#### Given request
Return all entries word for word, but drop any images.

[Dataset items]
╭──
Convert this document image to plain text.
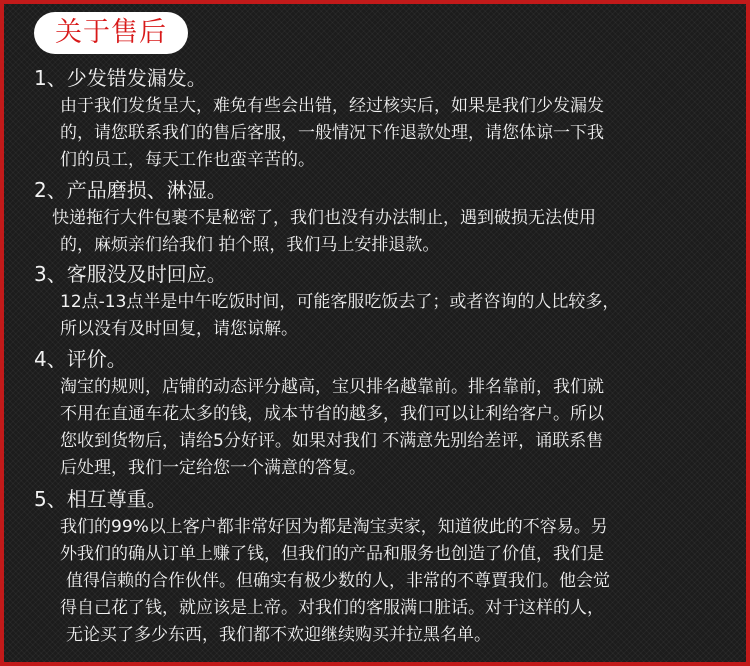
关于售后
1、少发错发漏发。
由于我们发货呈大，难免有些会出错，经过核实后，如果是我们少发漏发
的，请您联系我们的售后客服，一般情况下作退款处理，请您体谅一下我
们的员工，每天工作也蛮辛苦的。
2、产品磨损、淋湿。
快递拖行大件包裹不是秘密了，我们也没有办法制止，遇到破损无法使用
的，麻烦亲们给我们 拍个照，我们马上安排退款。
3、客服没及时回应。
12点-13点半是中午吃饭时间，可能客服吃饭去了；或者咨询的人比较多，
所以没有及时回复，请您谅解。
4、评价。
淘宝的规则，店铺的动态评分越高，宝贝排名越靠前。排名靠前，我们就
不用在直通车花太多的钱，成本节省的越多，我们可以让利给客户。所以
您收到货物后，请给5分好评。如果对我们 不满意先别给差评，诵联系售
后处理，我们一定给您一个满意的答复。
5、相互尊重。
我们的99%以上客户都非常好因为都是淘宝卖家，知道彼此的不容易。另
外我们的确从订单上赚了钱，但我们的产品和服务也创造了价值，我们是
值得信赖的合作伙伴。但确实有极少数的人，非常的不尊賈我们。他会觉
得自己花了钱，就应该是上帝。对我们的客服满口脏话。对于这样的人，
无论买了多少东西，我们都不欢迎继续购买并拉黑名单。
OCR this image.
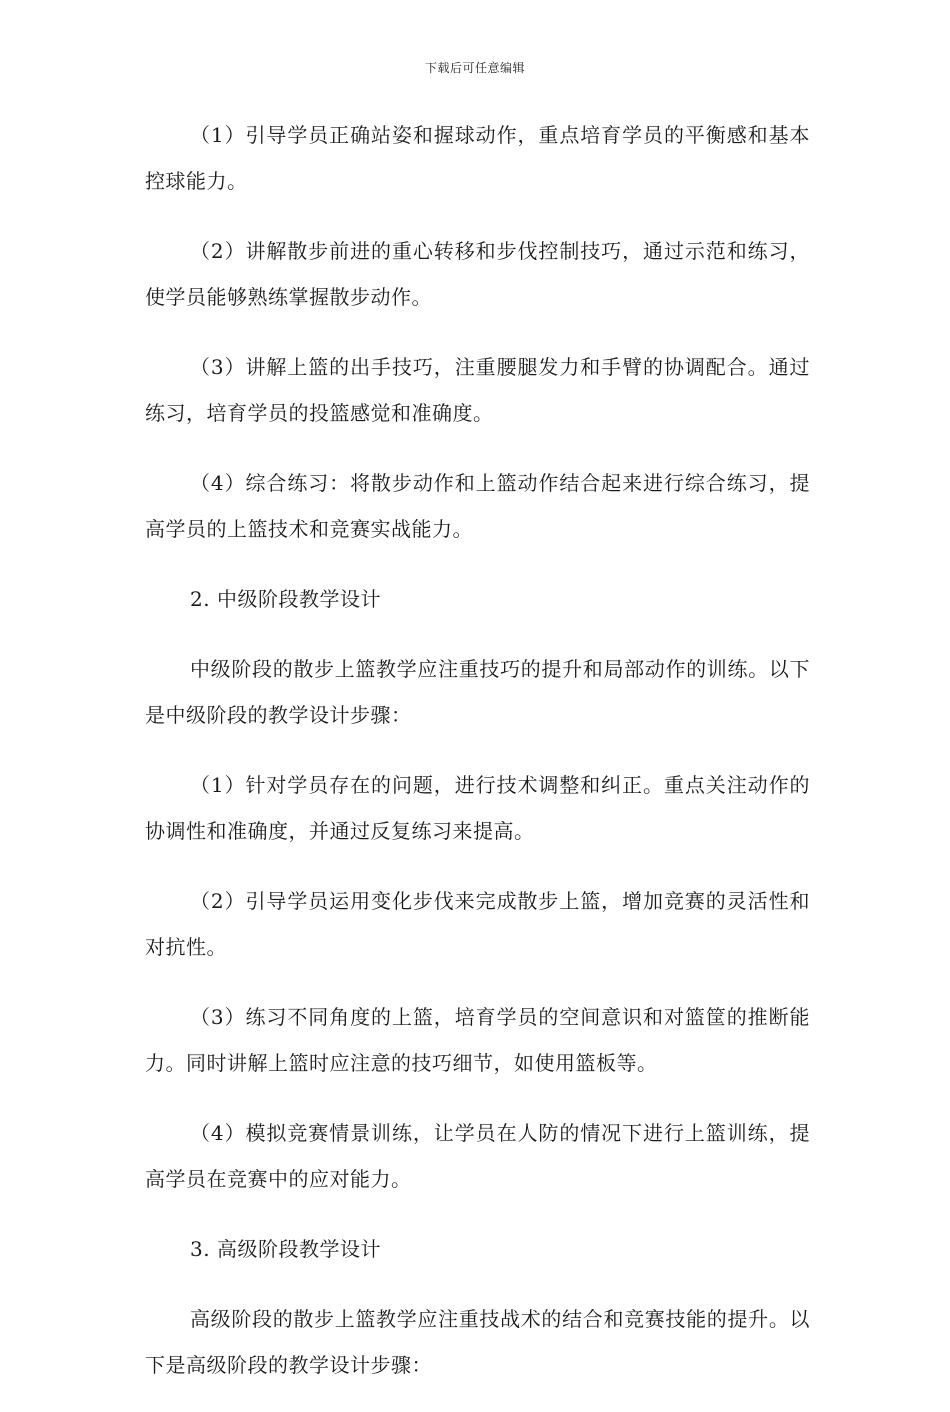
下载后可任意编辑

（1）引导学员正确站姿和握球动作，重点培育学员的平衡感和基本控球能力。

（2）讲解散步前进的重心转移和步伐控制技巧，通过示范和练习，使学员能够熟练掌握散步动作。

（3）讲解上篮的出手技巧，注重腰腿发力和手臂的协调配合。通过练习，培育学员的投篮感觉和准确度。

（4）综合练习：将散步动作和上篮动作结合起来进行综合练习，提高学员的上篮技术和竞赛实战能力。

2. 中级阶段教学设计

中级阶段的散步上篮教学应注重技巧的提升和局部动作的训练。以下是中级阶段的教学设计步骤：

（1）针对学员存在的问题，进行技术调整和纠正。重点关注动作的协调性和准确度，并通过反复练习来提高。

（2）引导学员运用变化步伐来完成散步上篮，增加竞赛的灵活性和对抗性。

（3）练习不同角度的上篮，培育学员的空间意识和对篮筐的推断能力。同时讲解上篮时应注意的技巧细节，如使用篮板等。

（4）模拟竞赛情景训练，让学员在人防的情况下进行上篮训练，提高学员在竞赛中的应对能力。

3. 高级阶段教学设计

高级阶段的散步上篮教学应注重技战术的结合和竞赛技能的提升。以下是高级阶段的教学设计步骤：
╰──
#### Answer to this task
Convert this document image to plain text.
关于售后
1、少发错发漏发。
由于我们发货呈大，难免有些会出错，经过核实后，如果是我们少发漏发
的，请您联系我们的售后客服，一般情况下作退款处理，请您体谅一下我
们的员工，每天工作也蛮辛苦的。
2、产品磨损、淋湿。
快递拖行大件包裹不是秘密了，我们也没有办法制止，遇到破损无法使用
的，麻烦亲们给我们 拍个照，我们马上安排退款。
3、客服没及时回应。
12点-13点半是中午吃饭时间，可能客服吃饭去了；或者咨询的人比较多，
所以没有及时回复，请您谅解。
4、评价。
淘宝的规则，店铺的动态评分越高，宝贝排名越靠前。排名靠前，我们就
不用在直通车花太多的钱，成本节省的越多，我们可以让利给客户。所以
您收到货物后，请给5分好评。如果对我们 不满意先别给差评，诵联系售
后处理，我们一定给您一个满意的答复。
5、相互尊重。
我们的99%以上客户都非常好因为都是淘宝卖家，知道彼此的不容易。另
外我们的确从订单上赚了钱，但我们的产品和服务也创造了价值，我们是
值得信赖的合作伙伴。但确实有极少数的人，非常的不尊賈我们。他会觉
得自己花了钱，就应该是上帝。对我们的客服满口脏话。对于这样的人，
无论买了多少东西，我们都不欢迎继续购买并拉黑名单。
OCR this image.
下载后可任意编辑

（1）引导学员正确站姿和握球动作，重点培育学员的平衡感和基本控球能力。

（2）讲解散步前进的重心转移和步伐控制技巧，通过示范和练习，使学员能够熟练掌握散步动作。

（3）讲解上篮的出手技巧，注重腰腿发力和手臂的协调配合。通过练习，培育学员的投篮感觉和准确度。

（4）综合练习：将散步动作和上篮动作结合起来进行综合练习，提高学员的上篮技术和竞赛实战能力。

2. 中级阶段教学设计

中级阶段的散步上篮教学应注重技巧的提升和局部动作的训练。以下是中级阶段的教学设计步骤：

（1）针对学员存在的问题，进行技术调整和纠正。重点关注动作的协调性和准确度，并通过反复练习来提高。

（2）引导学员运用变化步伐来完成散步上篮，增加竞赛的灵活性和对抗性。

（3）练习不同角度的上篮，培育学员的空间意识和对篮筐的推断能力。同时讲解上篮时应注意的技巧细节，如使用篮板等。

（4）模拟竞赛情景训练，让学员在人防的情况下进行上篮训练，提高学员在竞赛中的应对能力。

3. 高级阶段教学设计

高级阶段的散步上篮教学应注重技战术的结合和竞赛技能的提升。以下是高级阶段的教学设计步骤：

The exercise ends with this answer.